Data items
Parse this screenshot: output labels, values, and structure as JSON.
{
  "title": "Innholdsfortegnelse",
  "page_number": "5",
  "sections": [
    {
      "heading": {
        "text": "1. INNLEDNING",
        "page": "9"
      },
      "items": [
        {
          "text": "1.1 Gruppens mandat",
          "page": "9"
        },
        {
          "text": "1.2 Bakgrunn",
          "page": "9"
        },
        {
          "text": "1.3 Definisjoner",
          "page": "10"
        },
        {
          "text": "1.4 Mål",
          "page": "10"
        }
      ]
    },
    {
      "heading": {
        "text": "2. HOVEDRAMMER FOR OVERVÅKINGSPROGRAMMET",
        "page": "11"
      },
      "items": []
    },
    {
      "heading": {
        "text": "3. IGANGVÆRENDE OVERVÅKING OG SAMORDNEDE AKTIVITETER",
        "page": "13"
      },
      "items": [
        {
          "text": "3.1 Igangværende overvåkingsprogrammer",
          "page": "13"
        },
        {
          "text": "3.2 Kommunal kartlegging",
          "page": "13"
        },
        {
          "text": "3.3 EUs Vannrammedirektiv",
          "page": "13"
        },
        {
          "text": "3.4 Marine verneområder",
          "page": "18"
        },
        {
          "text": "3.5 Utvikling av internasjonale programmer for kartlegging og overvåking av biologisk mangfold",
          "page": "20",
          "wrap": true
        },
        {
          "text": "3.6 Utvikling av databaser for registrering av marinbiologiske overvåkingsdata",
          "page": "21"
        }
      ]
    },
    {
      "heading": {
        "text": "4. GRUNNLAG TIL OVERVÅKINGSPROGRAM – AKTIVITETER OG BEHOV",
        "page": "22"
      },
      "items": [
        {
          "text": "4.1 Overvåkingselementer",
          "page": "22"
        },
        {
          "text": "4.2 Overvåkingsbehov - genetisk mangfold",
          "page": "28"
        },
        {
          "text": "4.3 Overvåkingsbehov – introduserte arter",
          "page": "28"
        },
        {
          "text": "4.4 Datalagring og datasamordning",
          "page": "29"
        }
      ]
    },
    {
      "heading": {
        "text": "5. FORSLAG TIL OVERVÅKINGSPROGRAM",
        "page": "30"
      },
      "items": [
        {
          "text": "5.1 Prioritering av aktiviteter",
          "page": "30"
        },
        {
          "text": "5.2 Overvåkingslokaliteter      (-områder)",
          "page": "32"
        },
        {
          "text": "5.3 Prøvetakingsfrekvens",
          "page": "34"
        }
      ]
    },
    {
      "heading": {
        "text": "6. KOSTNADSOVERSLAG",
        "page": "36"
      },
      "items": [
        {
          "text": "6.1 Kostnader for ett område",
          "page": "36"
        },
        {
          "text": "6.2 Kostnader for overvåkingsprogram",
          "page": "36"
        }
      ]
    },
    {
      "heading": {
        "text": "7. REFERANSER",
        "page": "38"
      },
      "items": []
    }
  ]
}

WORK INSTRUCTIONS
Extract from the material all lines containing the string "Utvikling".

COMPLETE ANSWER
          "text": "3.5 Utvikling av internasjonale programmer for kartlegging og overvåking av biologisk mangfold",
          "text": "3.6 Utvikling av databaser for registrering av marinbiologiske overvåkingsdata",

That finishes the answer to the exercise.